-- WHAT YOU HAVE TO DO --
Give the listing again, word for word, and let no picture into it.

*** RECORDS FOR THE EXERCISE Section Begins ***

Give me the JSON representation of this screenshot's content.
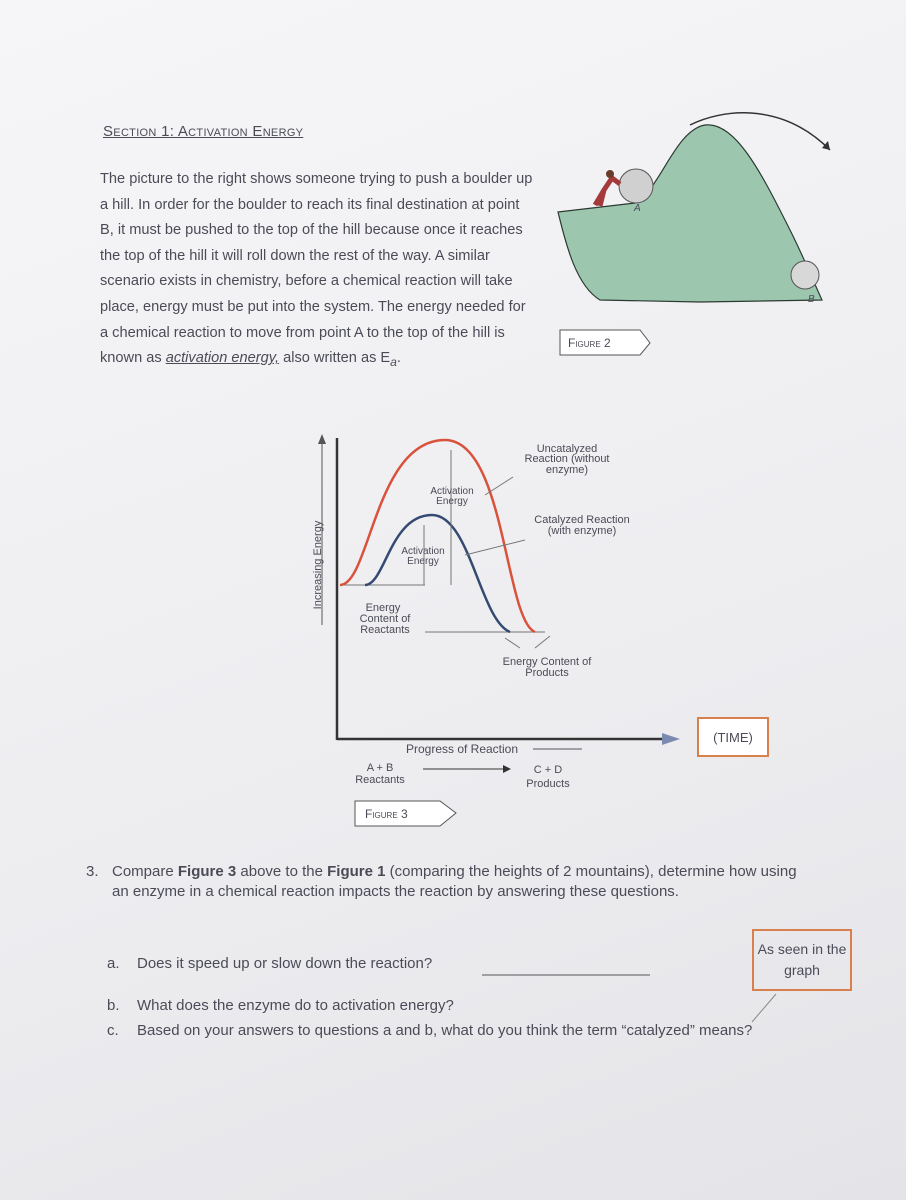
{
  "section_title": "Section 1: Activation Energy",
  "intro": {
    "text_1": "The picture to the right shows someone trying to push a boulder up a hill.  In order for the boulder to reach its final destination at point B, it must be pushed to the top of the hill because once it reaches the top of the hill it will roll down the rest of the way.  A similar scenario exists in chemistry, before a chemical reaction will take place, energy must be put into the system.  The energy needed for a chemical reaction to move from point A to the top of the hill is known as ",
    "term": "activation energy,",
    "text_2": " also written as E",
    "subscript": "a",
    "end": "."
  },
  "figure_2": {
    "label": "Figure 2",
    "point_a": "A",
    "point_b": "B"
  },
  "figure_3": {
    "y_axis": "Increasing Energy",
    "uncatalyzed": [
      "Uncatalyzed",
      "Reaction (without",
      "enzyme)"
    ],
    "catalyzed": [
      "Catalyzed Reaction",
      "(with enzyme)"
    ],
    "activation_upper": [
      "Activation",
      "Energy"
    ],
    "activation_lower": [
      "Activation",
      "Energy"
    ],
    "reactants_energy": [
      "Energy",
      "Content of",
      "Reactants"
    ],
    "products_energy": [
      "Energy Content of",
      "Products"
    ],
    "x_axis": "Progress of Reaction",
    "time": "(TIME)",
    "start": [
      "A + B",
      "Reactants"
    ],
    "end": [
      "C + D",
      "Products"
    ],
    "label": "Figure 3"
  },
  "question": {
    "number": "3.",
    "text_1": "Compare ",
    "bold_1": "Figure 3",
    "text_2": " above to the ",
    "bold_2": "Figure 1",
    "text_3": " (comparing the heights of 2 mountains), determine how using an enzyme in a chemical reaction impacts the reaction by answering these questions.",
    "parts": [
      {
        "letter": "a.",
        "text": "Does it speed up or slow down the reaction?"
      },
      {
        "letter": "b.",
        "text": "What does the enzyme do to activation energy?"
      },
      {
        "letter": "c.",
        "text": "Based on your answers to questions a and b, what do you think the term “catalyzed” means?"
      }
    ]
  },
  "annotation": "As seen in the graph"
}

*** RECORDS FOR THE EXERCISE Section Ends ***

-- RESPONSE TO THIS TASK --
Give me the JSON representation of this screenshot's content.
{
  "section_title": "Section 1: Activation Energy",
  "intro": {
    "text_1": "The picture to the right shows someone trying to push a boulder up a hill.  In order for the boulder to reach its final destination at point B, it must be pushed to the top of the hill because once it reaches the top of the hill it will roll down the rest of the way.  A similar scenario exists in chemistry, before a chemical reaction will take place, energy must be put into the system.  The energy needed for a chemical reaction to move from point A to the top of the hill is known as ",
    "term": "activation energy,",
    "text_2": " also written as E",
    "subscript": "a",
    "end": "."
  },
  "figure_2": {
    "label": "Figure 2",
    "point_a": "A",
    "point_b": "B"
  },
  "figure_3": {
    "y_axis": "Increasing Energy",
    "uncatalyzed": [
      "Uncatalyzed",
      "Reaction (without",
      "enzyme)"
    ],
    "catalyzed": [
      "Catalyzed Reaction",
      "(with enzyme)"
    ],
    "activation_upper": [
      "Activation",
      "Energy"
    ],
    "activation_lower": [
      "Activation",
      "Energy"
    ],
    "reactants_energy": [
      "Energy",
      "Content of",
      "Reactants"
    ],
    "products_energy": [
      "Energy Content of",
      "Products"
    ],
    "x_axis": "Progress of Reaction",
    "time": "(TIME)",
    "start": [
      "A + B",
      "Reactants"
    ],
    "end": [
      "C + D",
      "Products"
    ],
    "label": "Figure 3"
  },
  "question": {
    "number": "3.",
    "text_1": "Compare ",
    "bold_1": "Figure 3",
    "text_2": " above to the ",
    "bold_2": "Figure 1",
    "text_3": " (comparing the heights of 2 mountains), determine how using an enzyme in a chemical reaction impacts the reaction by answering these questions.",
    "parts": [
      {
        "letter": "a.",
        "text": "Does it speed up or slow down the reaction?"
      },
      {
        "letter": "b.",
        "text": "What does the enzyme do to activation energy?"
      },
      {
        "letter": "c.",
        "text": "Based on your answers to questions a and b, what do you think the term “catalyzed” means?"
      }
    ]
  },
  "annotation": "As seen in the graph"
}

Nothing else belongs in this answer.